-- Data for processing --

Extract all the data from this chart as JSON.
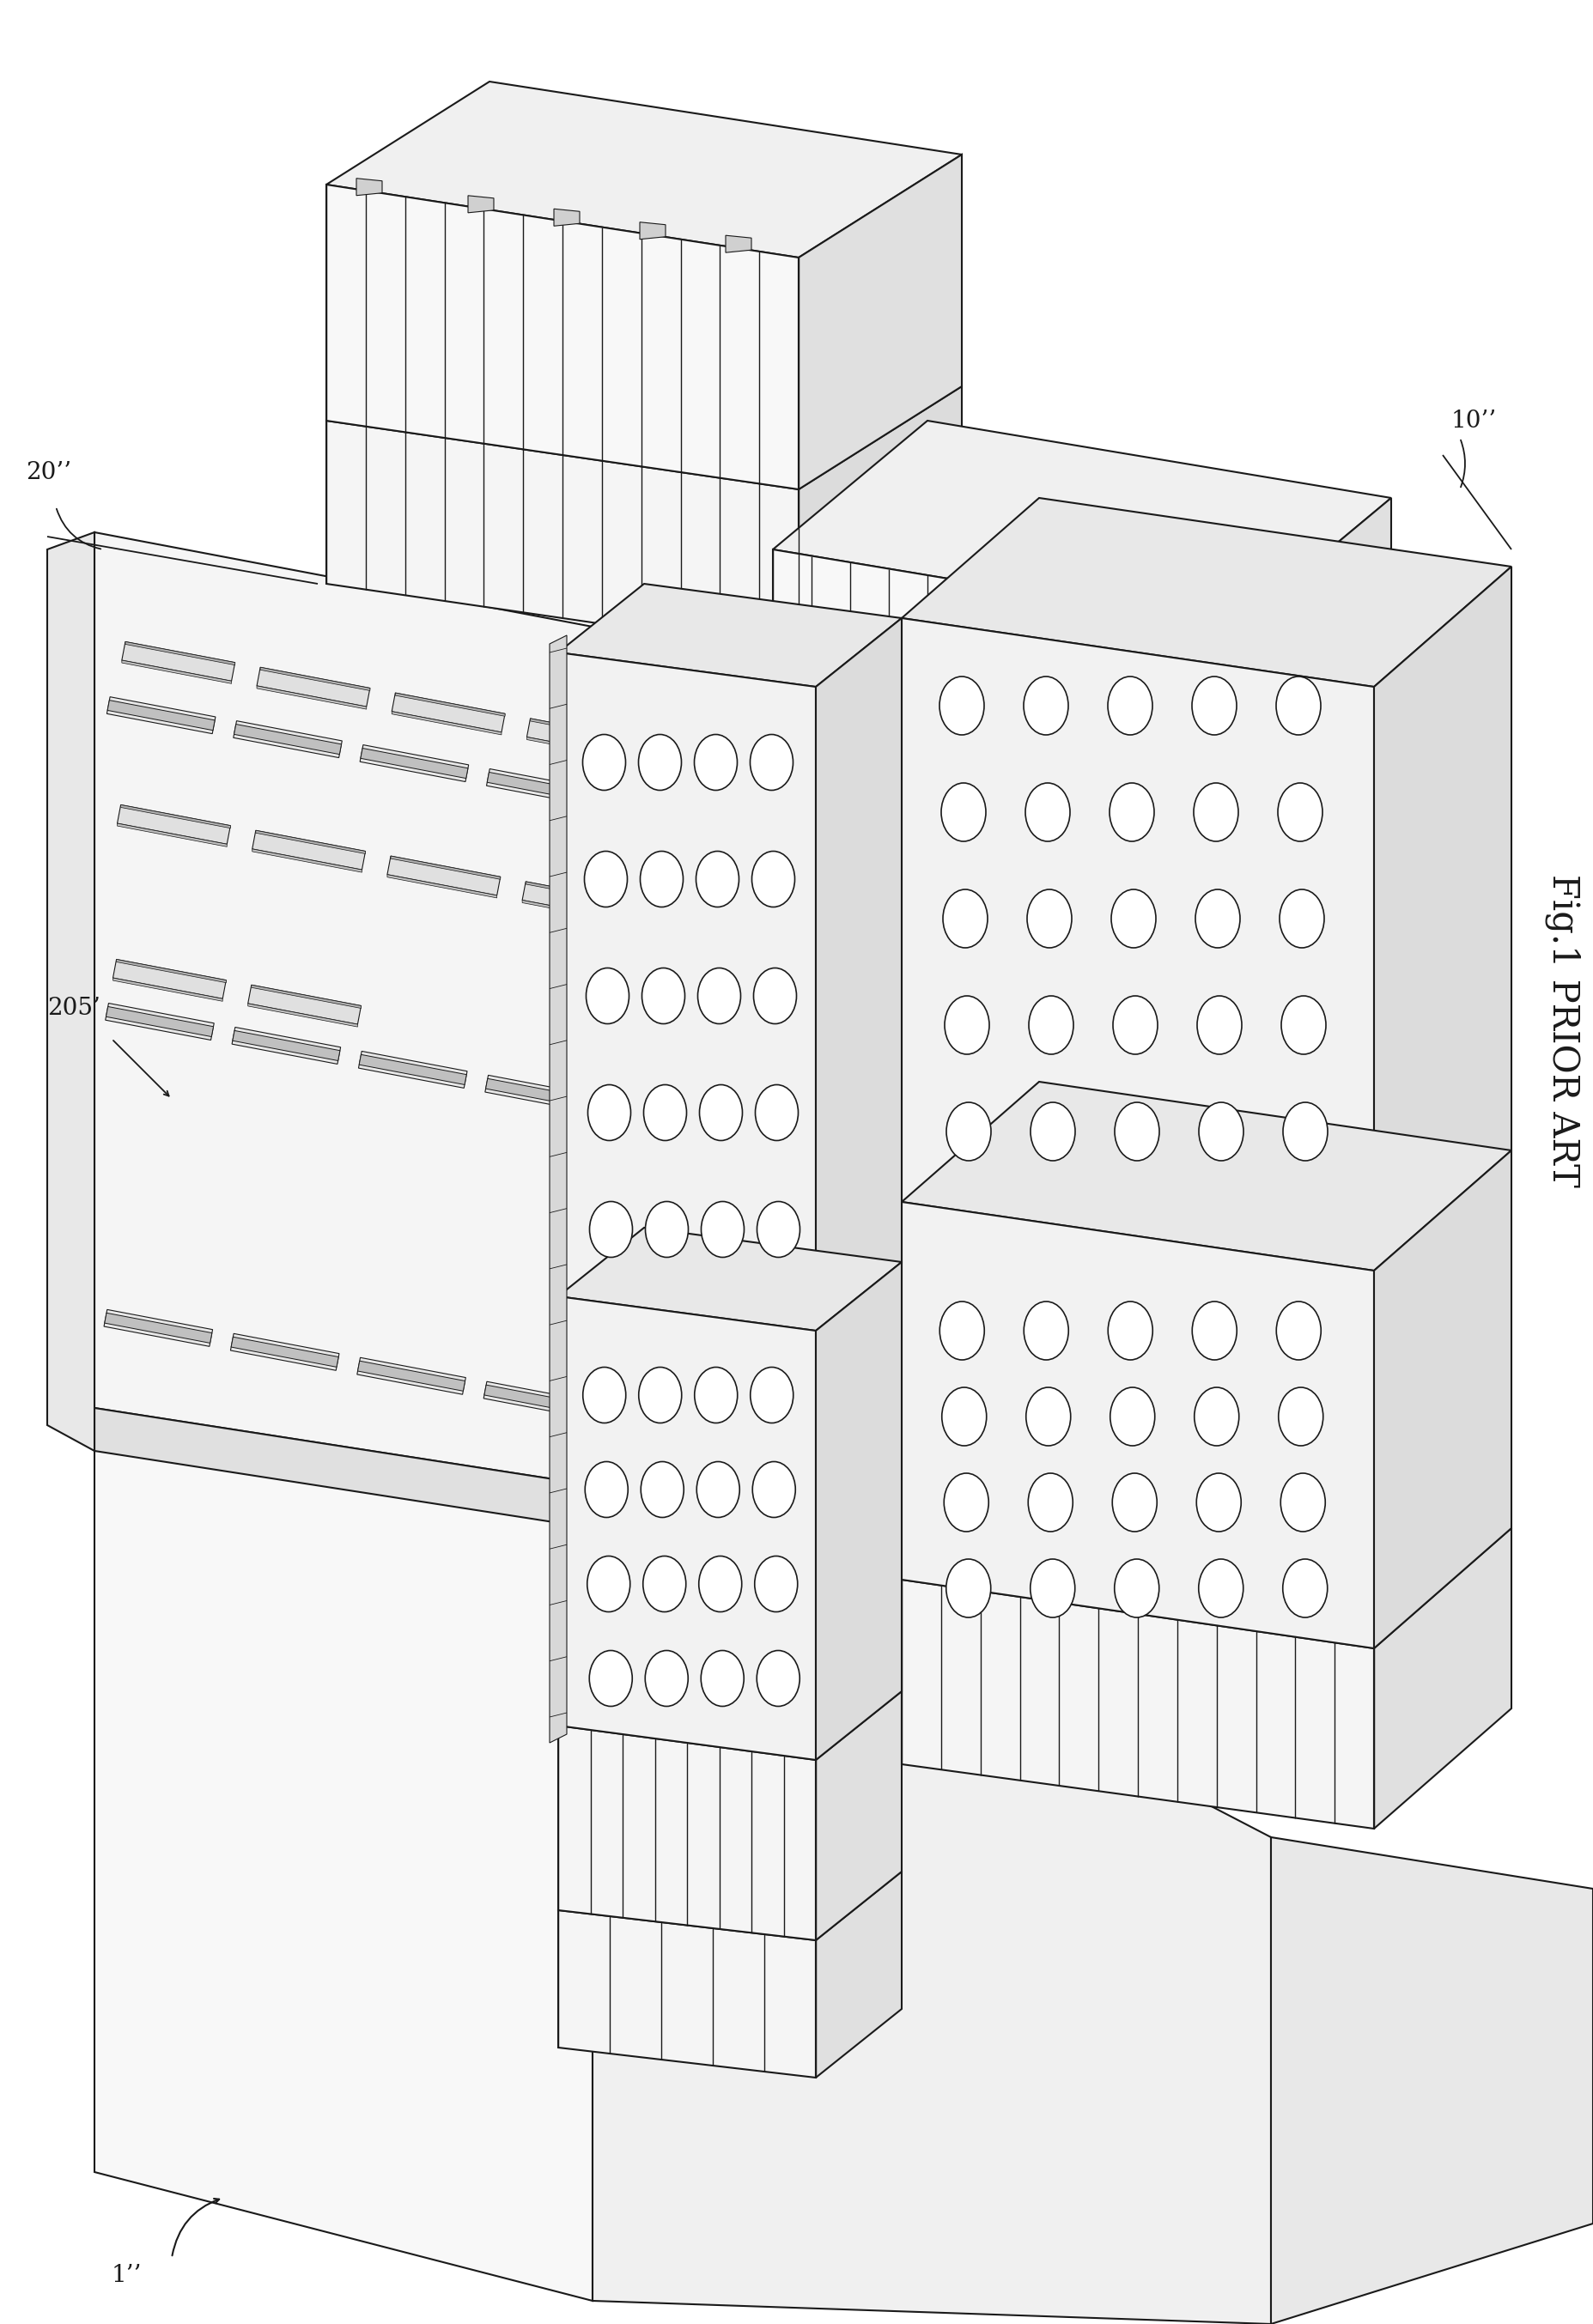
{
  "bg_color": "#ffffff",
  "line_color": "#1a1a1a",
  "fig_width": 18.55,
  "fig_height": 27.07,
  "title": "Fig.1 PRIOR ART",
  "labels": {
    "label_1": "1’’",
    "label_10": "10’’",
    "label_20": "20’’",
    "label_205": "205’"
  },
  "title_fontsize": 30,
  "label_fontsize": 20,
  "lw_main": 1.5,
  "lw_thin": 0.8,
  "lw_stripe": 1.0
}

-- Instructions for the task --
Repeat the records above verbatim, with no pictures in the result.

-- Final answer --
Extract all the data from this chart as JSON.
{
  "bg_color": "#ffffff",
  "line_color": "#1a1a1a",
  "fig_width": 18.55,
  "fig_height": 27.07,
  "title": "Fig.1 PRIOR ART",
  "labels": {
    "label_1": "1’’",
    "label_10": "10’’",
    "label_20": "20’’",
    "label_205": "205’"
  },
  "title_fontsize": 30,
  "label_fontsize": 20,
  "lw_main": 1.5,
  "lw_thin": 0.8,
  "lw_stripe": 1.0
}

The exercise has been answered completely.